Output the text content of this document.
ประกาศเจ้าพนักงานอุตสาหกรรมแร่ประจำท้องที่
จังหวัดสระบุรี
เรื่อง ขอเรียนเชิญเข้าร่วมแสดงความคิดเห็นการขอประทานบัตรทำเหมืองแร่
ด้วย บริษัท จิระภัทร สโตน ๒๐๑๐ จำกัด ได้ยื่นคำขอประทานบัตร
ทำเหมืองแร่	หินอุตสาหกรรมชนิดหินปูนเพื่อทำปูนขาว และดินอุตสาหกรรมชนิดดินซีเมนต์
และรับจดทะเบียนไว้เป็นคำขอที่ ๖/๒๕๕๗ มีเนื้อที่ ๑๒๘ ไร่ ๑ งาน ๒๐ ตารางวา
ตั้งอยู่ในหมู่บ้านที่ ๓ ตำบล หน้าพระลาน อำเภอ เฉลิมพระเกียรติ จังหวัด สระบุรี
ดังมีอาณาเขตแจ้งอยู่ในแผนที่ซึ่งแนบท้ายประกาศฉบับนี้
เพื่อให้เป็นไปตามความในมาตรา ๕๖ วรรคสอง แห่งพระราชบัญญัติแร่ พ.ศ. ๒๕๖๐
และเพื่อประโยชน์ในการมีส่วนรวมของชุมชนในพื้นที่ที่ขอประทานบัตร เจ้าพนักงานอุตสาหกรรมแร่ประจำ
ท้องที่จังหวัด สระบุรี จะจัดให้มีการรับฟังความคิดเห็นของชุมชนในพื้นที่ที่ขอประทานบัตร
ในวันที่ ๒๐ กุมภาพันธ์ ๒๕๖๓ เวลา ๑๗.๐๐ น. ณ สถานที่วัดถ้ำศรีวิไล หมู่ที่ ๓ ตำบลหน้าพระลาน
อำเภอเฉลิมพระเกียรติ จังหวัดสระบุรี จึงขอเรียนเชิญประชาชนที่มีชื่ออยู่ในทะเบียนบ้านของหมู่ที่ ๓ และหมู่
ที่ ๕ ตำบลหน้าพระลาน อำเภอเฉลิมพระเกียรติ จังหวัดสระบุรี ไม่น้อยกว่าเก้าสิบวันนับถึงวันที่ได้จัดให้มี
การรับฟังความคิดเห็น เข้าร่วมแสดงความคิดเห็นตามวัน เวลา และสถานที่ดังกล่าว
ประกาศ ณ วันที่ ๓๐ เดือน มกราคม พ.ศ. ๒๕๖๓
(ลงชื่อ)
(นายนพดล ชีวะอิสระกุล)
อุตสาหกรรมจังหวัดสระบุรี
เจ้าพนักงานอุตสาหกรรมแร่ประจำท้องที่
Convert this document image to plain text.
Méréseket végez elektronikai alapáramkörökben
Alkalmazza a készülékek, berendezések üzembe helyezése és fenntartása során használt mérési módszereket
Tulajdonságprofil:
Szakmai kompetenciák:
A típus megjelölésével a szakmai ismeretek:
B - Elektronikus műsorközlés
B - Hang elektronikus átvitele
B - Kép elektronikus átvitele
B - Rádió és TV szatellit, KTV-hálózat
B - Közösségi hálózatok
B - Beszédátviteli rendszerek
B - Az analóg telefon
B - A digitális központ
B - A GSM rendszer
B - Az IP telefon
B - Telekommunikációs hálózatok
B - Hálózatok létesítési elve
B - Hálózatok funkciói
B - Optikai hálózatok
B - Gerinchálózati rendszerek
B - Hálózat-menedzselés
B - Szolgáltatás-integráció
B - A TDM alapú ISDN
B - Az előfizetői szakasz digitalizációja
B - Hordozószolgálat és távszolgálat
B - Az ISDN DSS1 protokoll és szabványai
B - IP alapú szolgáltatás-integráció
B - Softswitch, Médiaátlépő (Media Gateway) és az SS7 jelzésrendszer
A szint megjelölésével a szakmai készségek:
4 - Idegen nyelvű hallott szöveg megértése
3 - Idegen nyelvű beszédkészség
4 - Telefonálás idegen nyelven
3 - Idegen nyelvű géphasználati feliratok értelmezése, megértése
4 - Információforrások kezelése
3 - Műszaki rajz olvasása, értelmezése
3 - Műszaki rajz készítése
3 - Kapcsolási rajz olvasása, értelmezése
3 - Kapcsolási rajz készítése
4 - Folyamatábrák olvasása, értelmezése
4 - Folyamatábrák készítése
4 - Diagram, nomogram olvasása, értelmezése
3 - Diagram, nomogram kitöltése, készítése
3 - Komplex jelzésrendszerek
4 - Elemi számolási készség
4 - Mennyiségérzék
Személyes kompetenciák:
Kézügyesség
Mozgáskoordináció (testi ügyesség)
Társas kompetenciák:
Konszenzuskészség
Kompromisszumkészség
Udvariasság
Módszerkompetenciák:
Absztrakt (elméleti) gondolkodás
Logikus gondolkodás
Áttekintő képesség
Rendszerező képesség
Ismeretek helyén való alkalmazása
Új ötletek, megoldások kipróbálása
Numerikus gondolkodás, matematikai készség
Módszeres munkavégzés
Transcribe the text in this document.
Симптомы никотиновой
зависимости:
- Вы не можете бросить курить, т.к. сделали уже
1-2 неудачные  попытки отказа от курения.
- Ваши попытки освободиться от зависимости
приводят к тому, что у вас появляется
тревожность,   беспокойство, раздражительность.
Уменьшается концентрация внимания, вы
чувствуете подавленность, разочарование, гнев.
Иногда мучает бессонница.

____

* DIRECTIONS
Search the entries for the word "gondolkodás" and gather every line where it appears.

* ANSWER IN FULL
Absztrakt (elméleti) gondolkodás
Logikus gondolkodás
Numerikus gondolkodás, matematikai készség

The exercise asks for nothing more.